(GIVEN PROBLEM): The entries are to be returned exactly, with images left out.

────────────────────────────────────────

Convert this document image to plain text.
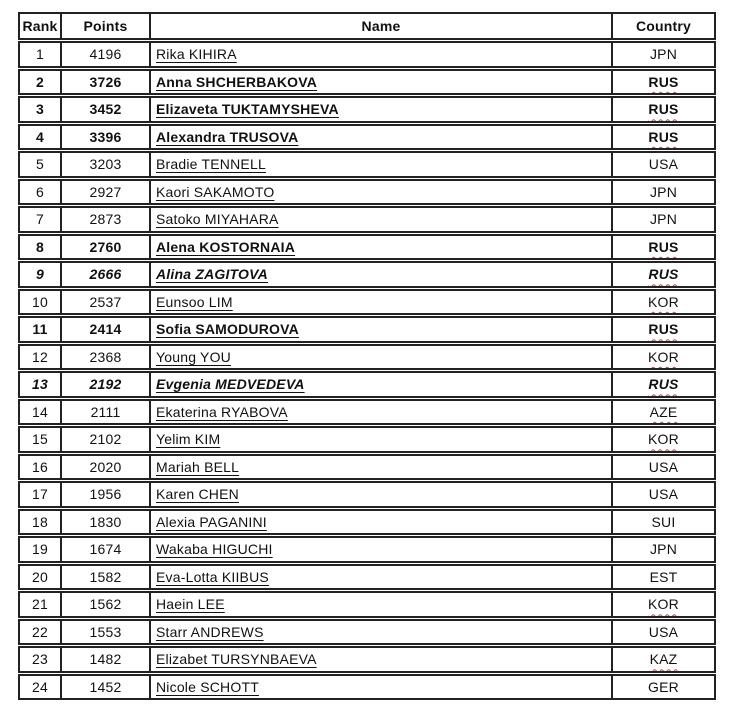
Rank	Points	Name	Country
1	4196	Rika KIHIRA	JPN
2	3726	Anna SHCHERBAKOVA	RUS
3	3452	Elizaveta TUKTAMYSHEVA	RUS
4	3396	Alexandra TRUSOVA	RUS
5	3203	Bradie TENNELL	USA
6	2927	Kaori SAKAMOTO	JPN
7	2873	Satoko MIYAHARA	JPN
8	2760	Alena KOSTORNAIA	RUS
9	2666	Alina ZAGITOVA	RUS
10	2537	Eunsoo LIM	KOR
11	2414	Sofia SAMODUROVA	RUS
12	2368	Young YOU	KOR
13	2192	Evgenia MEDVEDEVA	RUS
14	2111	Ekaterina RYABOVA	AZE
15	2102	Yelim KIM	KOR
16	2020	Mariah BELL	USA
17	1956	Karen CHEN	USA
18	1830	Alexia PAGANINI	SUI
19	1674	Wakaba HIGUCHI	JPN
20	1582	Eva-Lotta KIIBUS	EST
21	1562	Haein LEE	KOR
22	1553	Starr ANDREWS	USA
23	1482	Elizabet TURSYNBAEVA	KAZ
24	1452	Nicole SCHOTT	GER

────────────────────────────────────────

(SOLVED EXERCISE):
Convert this document image to plain text.
Rank	Points	Name	Country
1	4196	Rika KIHIRA	JPN
2	3726	Anna SHCHERBAKOVA	RUS
3	3452	Elizaveta TUKTAMYSHEVA	RUS
4	3396	Alexandra TRUSOVA	RUS
5	3203	Bradie TENNELL	USA
6	2927	Kaori SAKAMOTO	JPN
7	2873	Satoko MIYAHARA	JPN
8	2760	Alena KOSTORNAIA	RUS
9	2666	Alina ZAGITOVA	RUS
10	2537	Eunsoo LIM	KOR
11	2414	Sofia SAMODUROVA	RUS
12	2368	Young YOU	KOR
13	2192	Evgenia MEDVEDEVA	RUS
14	2111	Ekaterina RYABOVA	AZE
15	2102	Yelim KIM	KOR
16	2020	Mariah BELL	USA
17	1956	Karen CHEN	USA
18	1830	Alexia PAGANINI	SUI
19	1674	Wakaba HIGUCHI	JPN
20	1582	Eva-Lotta KIIBUS	EST
21	1562	Haein LEE	KOR
22	1553	Starr ANDREWS	USA
23	1482	Elizabet TURSYNBAEVA	KAZ
24	1452	Nicole SCHOTT	GER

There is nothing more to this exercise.